[Layout dataset entries]
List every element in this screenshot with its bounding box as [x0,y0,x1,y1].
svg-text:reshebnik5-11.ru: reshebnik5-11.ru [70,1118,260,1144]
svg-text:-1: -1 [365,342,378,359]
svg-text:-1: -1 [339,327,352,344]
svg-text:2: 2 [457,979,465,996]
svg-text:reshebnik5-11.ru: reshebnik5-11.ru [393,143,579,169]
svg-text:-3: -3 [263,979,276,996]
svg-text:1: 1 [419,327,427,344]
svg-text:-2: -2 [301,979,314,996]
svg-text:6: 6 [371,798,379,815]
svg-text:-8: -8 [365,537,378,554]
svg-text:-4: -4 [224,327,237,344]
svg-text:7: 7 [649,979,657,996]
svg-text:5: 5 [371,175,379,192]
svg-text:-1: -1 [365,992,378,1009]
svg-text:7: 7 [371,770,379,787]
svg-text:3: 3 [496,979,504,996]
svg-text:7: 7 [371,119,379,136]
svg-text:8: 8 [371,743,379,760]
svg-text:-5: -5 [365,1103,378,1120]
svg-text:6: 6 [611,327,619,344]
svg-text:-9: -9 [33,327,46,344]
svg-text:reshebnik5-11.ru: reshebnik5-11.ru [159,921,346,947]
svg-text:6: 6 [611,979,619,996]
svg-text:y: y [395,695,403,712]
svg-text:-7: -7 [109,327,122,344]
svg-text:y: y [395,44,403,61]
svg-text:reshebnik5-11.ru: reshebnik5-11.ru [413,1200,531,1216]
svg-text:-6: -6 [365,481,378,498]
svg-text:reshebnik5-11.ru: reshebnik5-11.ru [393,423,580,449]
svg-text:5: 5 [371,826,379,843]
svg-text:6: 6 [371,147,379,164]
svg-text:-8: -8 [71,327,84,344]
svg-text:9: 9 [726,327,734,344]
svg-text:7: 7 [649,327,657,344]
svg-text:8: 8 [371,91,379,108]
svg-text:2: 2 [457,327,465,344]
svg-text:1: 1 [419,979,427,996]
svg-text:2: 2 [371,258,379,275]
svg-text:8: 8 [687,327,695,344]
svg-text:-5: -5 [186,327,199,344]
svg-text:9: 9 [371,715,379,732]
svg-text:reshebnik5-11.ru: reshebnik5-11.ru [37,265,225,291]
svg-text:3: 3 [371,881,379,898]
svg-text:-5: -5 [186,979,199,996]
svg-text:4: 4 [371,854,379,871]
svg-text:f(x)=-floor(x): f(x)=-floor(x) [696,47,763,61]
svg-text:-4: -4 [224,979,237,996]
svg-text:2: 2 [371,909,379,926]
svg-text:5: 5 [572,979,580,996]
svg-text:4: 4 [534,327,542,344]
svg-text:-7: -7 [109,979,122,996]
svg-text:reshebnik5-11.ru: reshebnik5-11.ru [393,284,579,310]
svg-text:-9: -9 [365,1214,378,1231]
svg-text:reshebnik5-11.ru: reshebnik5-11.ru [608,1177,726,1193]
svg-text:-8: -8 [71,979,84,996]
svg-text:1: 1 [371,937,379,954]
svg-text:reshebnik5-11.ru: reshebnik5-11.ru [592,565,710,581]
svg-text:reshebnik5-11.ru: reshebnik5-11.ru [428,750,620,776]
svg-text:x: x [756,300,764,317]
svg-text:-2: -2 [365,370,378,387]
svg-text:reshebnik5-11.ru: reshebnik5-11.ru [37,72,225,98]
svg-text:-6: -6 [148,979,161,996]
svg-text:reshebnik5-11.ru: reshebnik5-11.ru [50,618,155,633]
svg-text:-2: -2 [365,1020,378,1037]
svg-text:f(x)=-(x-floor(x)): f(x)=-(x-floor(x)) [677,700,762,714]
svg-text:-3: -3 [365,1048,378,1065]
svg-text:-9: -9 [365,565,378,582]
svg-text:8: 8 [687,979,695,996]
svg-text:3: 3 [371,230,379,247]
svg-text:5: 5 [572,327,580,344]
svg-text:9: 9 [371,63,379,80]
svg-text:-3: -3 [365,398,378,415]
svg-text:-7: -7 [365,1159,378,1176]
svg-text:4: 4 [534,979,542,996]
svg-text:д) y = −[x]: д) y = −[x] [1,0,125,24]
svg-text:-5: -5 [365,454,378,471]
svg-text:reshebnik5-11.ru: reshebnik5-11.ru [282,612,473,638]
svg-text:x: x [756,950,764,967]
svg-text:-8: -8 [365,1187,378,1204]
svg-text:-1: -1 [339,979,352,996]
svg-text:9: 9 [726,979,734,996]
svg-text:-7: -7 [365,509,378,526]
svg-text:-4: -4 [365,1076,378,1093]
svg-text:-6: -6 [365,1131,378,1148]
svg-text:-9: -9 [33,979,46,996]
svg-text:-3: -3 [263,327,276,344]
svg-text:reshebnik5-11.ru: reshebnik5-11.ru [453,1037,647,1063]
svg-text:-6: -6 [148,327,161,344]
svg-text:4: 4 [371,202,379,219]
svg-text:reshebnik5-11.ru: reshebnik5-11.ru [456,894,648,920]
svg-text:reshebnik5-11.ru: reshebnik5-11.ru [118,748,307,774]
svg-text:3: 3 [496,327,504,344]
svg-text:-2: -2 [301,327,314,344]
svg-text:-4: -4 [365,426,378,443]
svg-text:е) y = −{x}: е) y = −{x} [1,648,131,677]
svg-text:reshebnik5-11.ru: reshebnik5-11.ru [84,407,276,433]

**Work to be completed**: Rewrite the data above, changing every "svg-text" to "text-label" and keeping everything else the same.

**Reply**:
List every element in this screenshot with its bounding box as [x0,y0,x1,y1].
text-label:reshebnik5-11.ru: reshebnik5-11.ru [70,1118,260,1144]
text-label:-1: -1 [365,342,378,359]
text-label:-1: -1 [339,327,352,344]
text-label:2: 2 [457,979,465,996]
text-label:reshebnik5-11.ru: reshebnik5-11.ru [393,143,579,169]
text-label:-3: -3 [263,979,276,996]
text-label:1: 1 [419,327,427,344]
text-label:-2: -2 [301,979,314,996]
text-label:6: 6 [371,798,379,815]
text-label:-8: -8 [365,537,378,554]
text-label:-4: -4 [224,327,237,344]
text-label:7: 7 [649,979,657,996]
text-label:5: 5 [371,175,379,192]
text-label:-1: -1 [365,992,378,1009]
text-label:7: 7 [371,770,379,787]
text-label:3: 3 [496,979,504,996]
text-label:7: 7 [371,119,379,136]
text-label:8: 8 [371,743,379,760]
text-label:-5: -5 [365,1103,378,1120]
text-label:6: 6 [611,327,619,344]
text-label:-9: -9 [33,327,46,344]
text-label:reshebnik5-11.ru: reshebnik5-11.ru [159,921,346,947]
text-label:6: 6 [611,979,619,996]
text-label:y: y [395,695,403,712]
text-label:-7: -7 [109,327,122,344]
text-label:y: y [395,44,403,61]
text-label:reshebnik5-11.ru: reshebnik5-11.ru [413,1200,531,1216]
text-label:-6: -6 [365,481,378,498]
text-label:reshebnik5-11.ru: reshebnik5-11.ru [393,423,580,449]
text-label:5: 5 [371,826,379,843]
text-label:6: 6 [371,147,379,164]
text-label:-8: -8 [71,327,84,344]
text-label:9: 9 [726,327,734,344]
text-label:7: 7 [649,327,657,344]
text-label:8: 8 [371,91,379,108]
text-label:2: 2 [457,327,465,344]
text-label:1: 1 [419,979,427,996]
text-label:2: 2 [371,258,379,275]
text-label:8: 8 [687,327,695,344]
text-label:-5: -5 [186,327,199,344]
text-label:9: 9 [371,715,379,732]
text-label:reshebnik5-11.ru: reshebnik5-11.ru [37,265,225,291]
text-label:3: 3 [371,881,379,898]
text-label:-5: -5 [186,979,199,996]
text-label:4: 4 [371,854,379,871]
text-label:f(x)=-floor(x): f(x)=-floor(x) [696,47,763,61]
text-label:-4: -4 [224,979,237,996]
text-label:2: 2 [371,909,379,926]
text-label:5: 5 [572,979,580,996]
text-label:4: 4 [534,327,542,344]
text-label:-7: -7 [109,979,122,996]
text-label:reshebnik5-11.ru: reshebnik5-11.ru [393,284,579,310]
text-label:-9: -9 [365,1214,378,1231]
text-label:reshebnik5-11.ru: reshebnik5-11.ru [608,1177,726,1193]
text-label:-8: -8 [71,979,84,996]
text-label:1: 1 [371,937,379,954]
text-label:reshebnik5-11.ru: reshebnik5-11.ru [592,565,710,581]
text-label:reshebnik5-11.ru: reshebnik5-11.ru [428,750,620,776]
text-label:x: x [756,300,764,317]
text-label:-2: -2 [365,370,378,387]
text-label:reshebnik5-11.ru: reshebnik5-11.ru [37,72,225,98]
text-label:-6: -6 [148,979,161,996]
text-label:reshebnik5-11.ru: reshebnik5-11.ru [50,618,155,633]
text-label:-2: -2 [365,1020,378,1037]
text-label:f(x)=-(x-floor(x)): f(x)=-(x-floor(x)) [677,700,762,714]
text-label:-3: -3 [365,1048,378,1065]
text-label:-9: -9 [365,565,378,582]
text-label:8: 8 [687,979,695,996]
text-label:3: 3 [371,230,379,247]
text-label:5: 5 [572,327,580,344]
text-label:9: 9 [371,63,379,80]
text-label:-3: -3 [365,398,378,415]
text-label:-7: -7 [365,1159,378,1176]
text-label:4: 4 [534,979,542,996]
text-label:д) y = −[x]: д) y = −[x] [1,0,125,24]
text-label:-5: -5 [365,454,378,471]
text-label:reshebnik5-11.ru: reshebnik5-11.ru [282,612,473,638]
text-label:x: x [756,950,764,967]
text-label:-8: -8 [365,1187,378,1204]
text-label:-1: -1 [339,979,352,996]
text-label:9: 9 [726,979,734,996]
text-label:-7: -7 [365,509,378,526]
text-label:-4: -4 [365,1076,378,1093]
text-label:-6: -6 [365,1131,378,1148]
text-label:-9: -9 [33,979,46,996]
text-label:-3: -3 [263,327,276,344]
text-label:reshebnik5-11.ru: reshebnik5-11.ru [453,1037,647,1063]
text-label:-6: -6 [148,327,161,344]
text-label:4: 4 [371,202,379,219]
text-label:reshebnik5-11.ru: reshebnik5-11.ru [456,894,648,920]
text-label:reshebnik5-11.ru: reshebnik5-11.ru [118,748,307,774]
text-label:3: 3 [496,327,504,344]
text-label:-2: -2 [301,327,314,344]
text-label:-4: -4 [365,426,378,443]
text-label:е) y = −{x}: е) y = −{x} [1,648,131,677]
text-label:reshebnik5-11.ru: reshebnik5-11.ru [84,407,276,433]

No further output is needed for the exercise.